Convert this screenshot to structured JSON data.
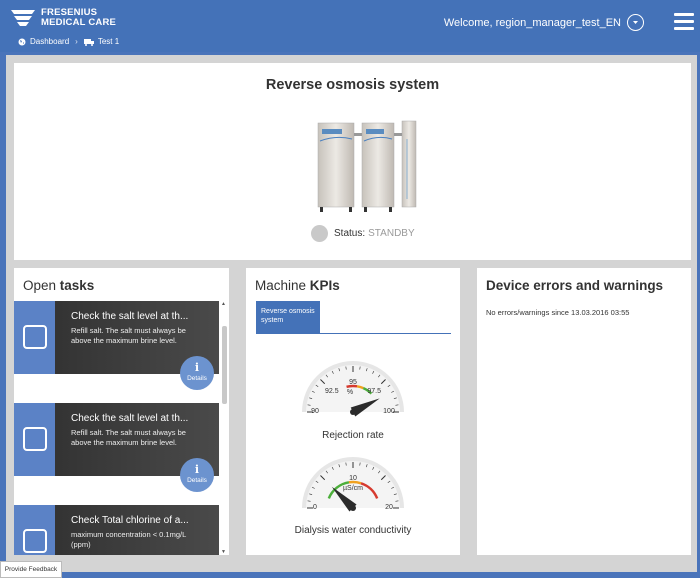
{
  "header": {
    "logo_line1": "FRESENIUS",
    "logo_line2": "MEDICAL CARE",
    "welcome": "Welcome, region_manager_test_EN",
    "breadcrumb": [
      "Dashboard",
      "Test 1"
    ]
  },
  "system": {
    "title": "Reverse osmosis system",
    "status_label": "Status:",
    "status_value": "STANDBY"
  },
  "tasks": {
    "title_light": "Open ",
    "title_bold": "tasks",
    "details_label": "Details",
    "items": [
      {
        "title": "Check the salt level at th...",
        "desc": "Refill salt. The salt must always be above the maximum brine level."
      },
      {
        "title": "Check the salt level at th...",
        "desc": "Refill salt. The salt must always be above the maximum brine level."
      },
      {
        "title": "Check Total chlorine of a...",
        "desc": "maximum concentration < 0.1mg/L (ppm)"
      }
    ]
  },
  "kpis": {
    "title_light": "Machine ",
    "title_bold": "KPIs",
    "tab": "Reverse osmosis system",
    "gauges": [
      {
        "label": "Rejection rate",
        "unit": "%",
        "ticks": [
          "90",
          "92.5",
          "95",
          "97.5",
          "100"
        ],
        "min": 90,
        "max": 100,
        "value": 98.5
      },
      {
        "label": "Dialysis water conductivity",
        "unit": "µS/cm",
        "ticks": [
          "0",
          "10",
          "20"
        ],
        "min": 0,
        "max": 20,
        "value": 5
      }
    ]
  },
  "errors": {
    "title": "Device errors and warnings",
    "text": "No errors/warnings since 13.03.2016 03:55"
  },
  "feedback": "Provide Feedback",
  "colors": {
    "brand": "#4472b8",
    "task_square": "#5b82c6",
    "details": "#6c93cf"
  }
}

● To do: Exclude the pictures and transcribe all of the entries exactly.

● Solution to this problem:
Convert this screenshot to structured JSON data.
{
  "header": {
    "logo_line1": "FRESENIUS",
    "logo_line2": "MEDICAL CARE",
    "welcome": "Welcome, region_manager_test_EN",
    "breadcrumb": [
      "Dashboard",
      "Test 1"
    ]
  },
  "system": {
    "title": "Reverse osmosis system",
    "status_label": "Status:",
    "status_value": "STANDBY"
  },
  "tasks": {
    "title_light": "Open ",
    "title_bold": "tasks",
    "details_label": "Details",
    "items": [
      {
        "title": "Check the salt level at th...",
        "desc": "Refill salt. The salt must always be above the maximum brine level."
      },
      {
        "title": "Check the salt level at th...",
        "desc": "Refill salt. The salt must always be above the maximum brine level."
      },
      {
        "title": "Check Total chlorine of a...",
        "desc": "maximum concentration < 0.1mg/L (ppm)"
      }
    ]
  },
  "kpis": {
    "title_light": "Machine ",
    "title_bold": "KPIs",
    "tab": "Reverse osmosis system",
    "gauges": [
      {
        "label": "Rejection rate",
        "unit": "%",
        "ticks": [
          "90",
          "92.5",
          "95",
          "97.5",
          "100"
        ],
        "min": 90,
        "max": 100,
        "value": 98.5
      },
      {
        "label": "Dialysis water conductivity",
        "unit": "µS/cm",
        "ticks": [
          "0",
          "10",
          "20"
        ],
        "min": 0,
        "max": 20,
        "value": 5
      }
    ]
  },
  "errors": {
    "title": "Device errors and warnings",
    "text": "No errors/warnings since 13.03.2016 03:55"
  },
  "feedback": "Provide Feedback",
  "colors": {
    "brand": "#4472b8",
    "task_square": "#5b82c6",
    "details": "#6c93cf"
  }
}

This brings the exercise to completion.